[start]
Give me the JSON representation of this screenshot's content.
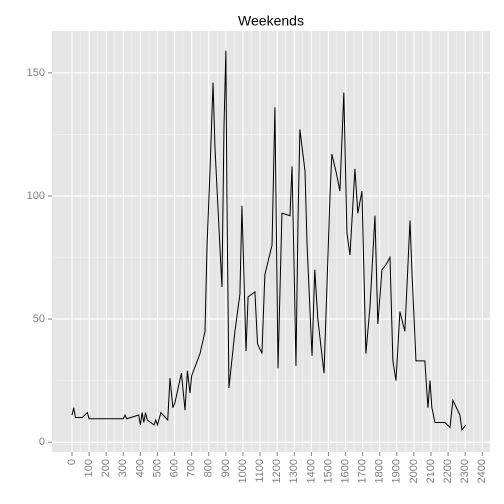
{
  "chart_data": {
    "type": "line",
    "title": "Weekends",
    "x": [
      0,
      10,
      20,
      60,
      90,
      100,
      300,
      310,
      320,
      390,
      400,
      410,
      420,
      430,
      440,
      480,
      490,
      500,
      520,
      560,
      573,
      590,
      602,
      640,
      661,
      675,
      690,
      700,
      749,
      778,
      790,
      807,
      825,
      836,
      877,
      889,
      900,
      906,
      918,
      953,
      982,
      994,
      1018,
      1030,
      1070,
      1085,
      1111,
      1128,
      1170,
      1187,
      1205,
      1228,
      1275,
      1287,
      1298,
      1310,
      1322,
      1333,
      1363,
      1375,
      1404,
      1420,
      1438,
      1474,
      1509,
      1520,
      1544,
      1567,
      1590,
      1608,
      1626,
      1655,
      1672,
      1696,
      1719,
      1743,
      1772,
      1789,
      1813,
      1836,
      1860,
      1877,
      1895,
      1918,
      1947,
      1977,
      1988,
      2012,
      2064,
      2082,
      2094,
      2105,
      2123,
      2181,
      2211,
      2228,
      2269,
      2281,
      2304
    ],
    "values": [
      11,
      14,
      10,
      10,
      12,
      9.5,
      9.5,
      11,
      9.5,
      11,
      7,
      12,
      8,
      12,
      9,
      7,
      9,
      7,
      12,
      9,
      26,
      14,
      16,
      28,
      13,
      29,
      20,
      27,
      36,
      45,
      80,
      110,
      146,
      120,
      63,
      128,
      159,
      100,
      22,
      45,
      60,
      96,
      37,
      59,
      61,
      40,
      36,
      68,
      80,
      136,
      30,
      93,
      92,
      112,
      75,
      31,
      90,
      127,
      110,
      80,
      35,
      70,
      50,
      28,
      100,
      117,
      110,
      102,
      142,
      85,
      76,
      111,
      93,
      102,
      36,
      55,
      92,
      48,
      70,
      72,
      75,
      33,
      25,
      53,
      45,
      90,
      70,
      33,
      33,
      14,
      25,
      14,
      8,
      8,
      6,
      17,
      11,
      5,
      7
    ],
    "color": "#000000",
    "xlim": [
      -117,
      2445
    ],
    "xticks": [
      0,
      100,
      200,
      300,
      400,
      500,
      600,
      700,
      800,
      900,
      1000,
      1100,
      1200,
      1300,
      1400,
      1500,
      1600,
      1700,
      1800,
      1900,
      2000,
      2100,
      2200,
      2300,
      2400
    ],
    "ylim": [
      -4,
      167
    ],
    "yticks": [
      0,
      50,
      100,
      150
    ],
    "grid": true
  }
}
[end]
[start]
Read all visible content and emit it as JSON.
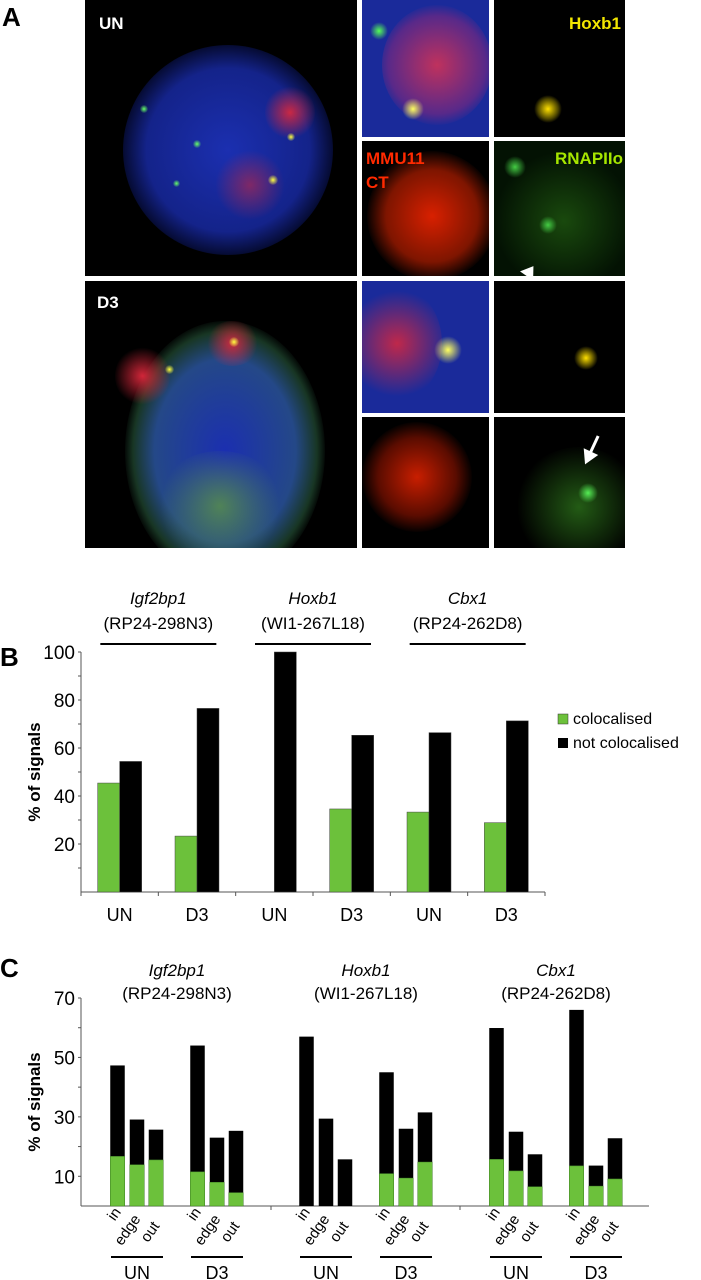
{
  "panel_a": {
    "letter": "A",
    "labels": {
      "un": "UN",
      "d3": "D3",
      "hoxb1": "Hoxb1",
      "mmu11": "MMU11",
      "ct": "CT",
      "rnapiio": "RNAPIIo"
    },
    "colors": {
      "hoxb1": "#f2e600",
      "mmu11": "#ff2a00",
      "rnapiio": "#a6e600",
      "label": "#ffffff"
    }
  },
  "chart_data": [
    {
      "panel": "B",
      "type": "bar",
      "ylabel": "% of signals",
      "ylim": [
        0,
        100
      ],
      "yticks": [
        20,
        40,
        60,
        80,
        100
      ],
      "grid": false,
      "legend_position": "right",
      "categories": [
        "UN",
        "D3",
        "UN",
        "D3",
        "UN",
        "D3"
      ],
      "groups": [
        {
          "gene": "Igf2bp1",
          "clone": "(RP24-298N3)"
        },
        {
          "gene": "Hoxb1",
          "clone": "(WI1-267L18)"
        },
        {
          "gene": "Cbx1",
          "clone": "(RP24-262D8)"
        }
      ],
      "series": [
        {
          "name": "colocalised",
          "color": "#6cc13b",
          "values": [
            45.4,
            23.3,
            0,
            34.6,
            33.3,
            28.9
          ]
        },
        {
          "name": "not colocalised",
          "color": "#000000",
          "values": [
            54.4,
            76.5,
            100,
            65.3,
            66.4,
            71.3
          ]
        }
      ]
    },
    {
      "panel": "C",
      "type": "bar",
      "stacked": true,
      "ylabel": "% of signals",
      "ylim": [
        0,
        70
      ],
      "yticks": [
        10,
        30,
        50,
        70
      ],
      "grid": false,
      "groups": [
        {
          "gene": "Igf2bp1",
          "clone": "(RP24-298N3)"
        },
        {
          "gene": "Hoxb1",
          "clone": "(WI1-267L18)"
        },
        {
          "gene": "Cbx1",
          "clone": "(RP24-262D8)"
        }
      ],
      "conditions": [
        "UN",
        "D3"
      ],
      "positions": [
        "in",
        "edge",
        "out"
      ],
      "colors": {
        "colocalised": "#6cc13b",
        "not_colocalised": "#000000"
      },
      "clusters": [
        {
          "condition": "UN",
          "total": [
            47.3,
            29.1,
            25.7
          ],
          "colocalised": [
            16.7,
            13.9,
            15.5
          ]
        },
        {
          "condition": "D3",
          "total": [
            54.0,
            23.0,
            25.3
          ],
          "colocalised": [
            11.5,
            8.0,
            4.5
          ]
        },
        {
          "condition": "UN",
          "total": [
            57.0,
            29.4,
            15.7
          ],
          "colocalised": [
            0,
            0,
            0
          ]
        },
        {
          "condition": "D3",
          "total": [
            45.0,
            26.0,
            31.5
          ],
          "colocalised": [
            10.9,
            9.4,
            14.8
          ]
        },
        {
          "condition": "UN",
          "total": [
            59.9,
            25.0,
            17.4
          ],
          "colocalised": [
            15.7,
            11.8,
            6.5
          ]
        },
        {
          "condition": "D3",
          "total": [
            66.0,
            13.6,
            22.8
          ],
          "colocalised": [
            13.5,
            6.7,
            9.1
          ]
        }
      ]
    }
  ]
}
[end]
▶ REQUIRED TASK
Check the data for the word "JSON" and pull out the lines that have it.

▶ COMPLETED EXERCISE
Give me the JSON representation of this screenshot's content.
Read all visible content and emit it as JSON.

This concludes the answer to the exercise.